Part of a data file
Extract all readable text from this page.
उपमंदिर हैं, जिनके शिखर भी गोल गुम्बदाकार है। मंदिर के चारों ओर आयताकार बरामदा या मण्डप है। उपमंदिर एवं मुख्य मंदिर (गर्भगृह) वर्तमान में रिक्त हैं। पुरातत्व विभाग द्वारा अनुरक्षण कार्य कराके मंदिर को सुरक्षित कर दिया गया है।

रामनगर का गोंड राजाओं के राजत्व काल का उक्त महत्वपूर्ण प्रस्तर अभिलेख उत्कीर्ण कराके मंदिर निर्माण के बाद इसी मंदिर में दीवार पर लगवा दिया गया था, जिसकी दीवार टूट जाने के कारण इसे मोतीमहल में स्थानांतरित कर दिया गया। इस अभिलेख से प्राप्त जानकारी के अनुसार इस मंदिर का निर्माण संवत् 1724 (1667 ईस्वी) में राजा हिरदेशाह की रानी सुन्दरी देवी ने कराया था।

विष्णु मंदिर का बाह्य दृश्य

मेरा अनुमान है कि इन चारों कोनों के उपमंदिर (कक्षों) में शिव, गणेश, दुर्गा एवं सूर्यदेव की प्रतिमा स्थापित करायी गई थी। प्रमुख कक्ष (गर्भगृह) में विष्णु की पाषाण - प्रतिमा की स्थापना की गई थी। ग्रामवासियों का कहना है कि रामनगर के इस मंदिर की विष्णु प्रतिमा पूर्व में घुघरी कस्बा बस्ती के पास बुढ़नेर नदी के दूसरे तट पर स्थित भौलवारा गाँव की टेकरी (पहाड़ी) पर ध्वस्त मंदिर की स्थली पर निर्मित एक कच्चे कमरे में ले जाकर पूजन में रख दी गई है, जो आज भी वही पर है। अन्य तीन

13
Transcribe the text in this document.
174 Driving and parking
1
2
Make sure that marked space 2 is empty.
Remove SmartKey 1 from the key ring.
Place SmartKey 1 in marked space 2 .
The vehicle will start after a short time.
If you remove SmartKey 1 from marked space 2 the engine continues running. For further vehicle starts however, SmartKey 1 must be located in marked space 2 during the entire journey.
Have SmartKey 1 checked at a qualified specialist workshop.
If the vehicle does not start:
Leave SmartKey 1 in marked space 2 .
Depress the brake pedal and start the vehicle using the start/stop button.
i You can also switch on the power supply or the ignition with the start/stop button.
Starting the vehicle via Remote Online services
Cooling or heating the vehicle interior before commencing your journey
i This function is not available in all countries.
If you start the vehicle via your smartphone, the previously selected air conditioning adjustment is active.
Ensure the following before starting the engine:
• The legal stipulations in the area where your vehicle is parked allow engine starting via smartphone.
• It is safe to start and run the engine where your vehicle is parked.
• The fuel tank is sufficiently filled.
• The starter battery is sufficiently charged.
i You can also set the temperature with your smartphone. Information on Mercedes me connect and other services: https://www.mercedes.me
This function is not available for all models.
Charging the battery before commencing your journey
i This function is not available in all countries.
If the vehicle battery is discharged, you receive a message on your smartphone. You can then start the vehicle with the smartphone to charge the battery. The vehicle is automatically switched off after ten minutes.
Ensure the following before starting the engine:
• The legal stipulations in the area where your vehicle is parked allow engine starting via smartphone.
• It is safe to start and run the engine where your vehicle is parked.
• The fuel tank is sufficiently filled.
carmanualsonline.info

**TASK PROMPT:**
Return all of the entries exactly as they were supplied.

**CORRECT RESULT:**
Extract all readable text from this page.
उपमंदिर हैं, जिनके शिखर भी गोल गुम्बदाकार है। मंदिर के चारों ओर आयताकार बरामदा या मण्डप है। उपमंदिर एवं मुख्य मंदिर (गर्भगृह) वर्तमान में रिक्त हैं। पुरातत्व विभाग द्वारा अनुरक्षण कार्य कराके मंदिर को सुरक्षित कर दिया गया है।

रामनगर का गोंड राजाओं के राजत्व काल का उक्त महत्वपूर्ण प्रस्तर अभिलेख उत्कीर्ण कराके मंदिर निर्माण के बाद इसी मंदिर में दीवार पर लगवा दिया गया था, जिसकी दीवार टूट जाने के कारण इसे मोतीमहल में स्थानांतरित कर दिया गया। इस अभिलेख से प्राप्त जानकारी के अनुसार इस मंदिर का निर्माण संवत् 1724 (1667 ईस्वी) में राजा हिरदेशाह की रानी सुन्दरी देवी ने कराया था।

विष्णु मंदिर का बाह्य दृश्य

मेरा अनुमान है कि इन चारों कोनों के उपमंदिर (कक्षों) में शिव, गणेश, दुर्गा एवं सूर्यदेव की प्रतिमा स्थापित करायी गई थी। प्रमुख कक्ष (गर्भगृह) में विष्णु की पाषाण - प्रतिमा की स्थापना की गई थी। ग्रामवासियों का कहना है कि रामनगर के इस मंदिर की विष्णु प्रतिमा पूर्व में घुघरी कस्बा बस्ती के पास बुढ़नेर नदी के दूसरे तट पर स्थित भौलवारा गाँव की टेकरी (पहाड़ी) पर ध्वस्त मंदिर की स्थली पर निर्मित एक कच्चे कमरे में ले जाकर पूजन में रख दी गई है, जो आज भी वही पर है। अन्य तीन

13
Transcribe the text in this document.
174 Driving and parking
1
2
Make sure that marked space 2 is empty.
Remove SmartKey 1 from the key ring.
Place SmartKey 1 in marked space 2 .
The vehicle will start after a short time.
If you remove SmartKey 1 from marked space 2 the engine continues running. For further vehicle starts however, SmartKey 1 must be located in marked space 2 during the entire journey.
Have SmartKey 1 checked at a qualified specialist workshop.
If the vehicle does not start:
Leave SmartKey 1 in marked space 2 .
Depress the brake pedal and start the vehicle using the start/stop button.
i You can also switch on the power supply or the ignition with the start/stop button.
Starting the vehicle via Remote Online services
Cooling or heating the vehicle interior before commencing your journey
i This function is not available in all countries.
If you start the vehicle via your smartphone, the previously selected air conditioning adjustment is active.
Ensure the following before starting the engine:
• The legal stipulations in the area where your vehicle is parked allow engine starting via smartphone.
• It is safe to start and run the engine where your vehicle is parked.
• The fuel tank is sufficiently filled.
• The starter battery is sufficiently charged.
i You can also set the temperature with your smartphone. Information on Mercedes me connect and other services: https://www.mercedes.me
This function is not available for all models.
Charging the battery before commencing your journey
i This function is not available in all countries.
If the vehicle battery is discharged, you receive a message on your smartphone. You can then start the vehicle with the smartphone to charge the battery. The vehicle is automatically switched off after ten minutes.
Ensure the following before starting the engine:
• The legal stipulations in the area where your vehicle is parked allow engine starting via smartphone.
• It is safe to start and run the engine where your vehicle is parked.
• The fuel tank is sufficiently filled.
carmanualsonline.info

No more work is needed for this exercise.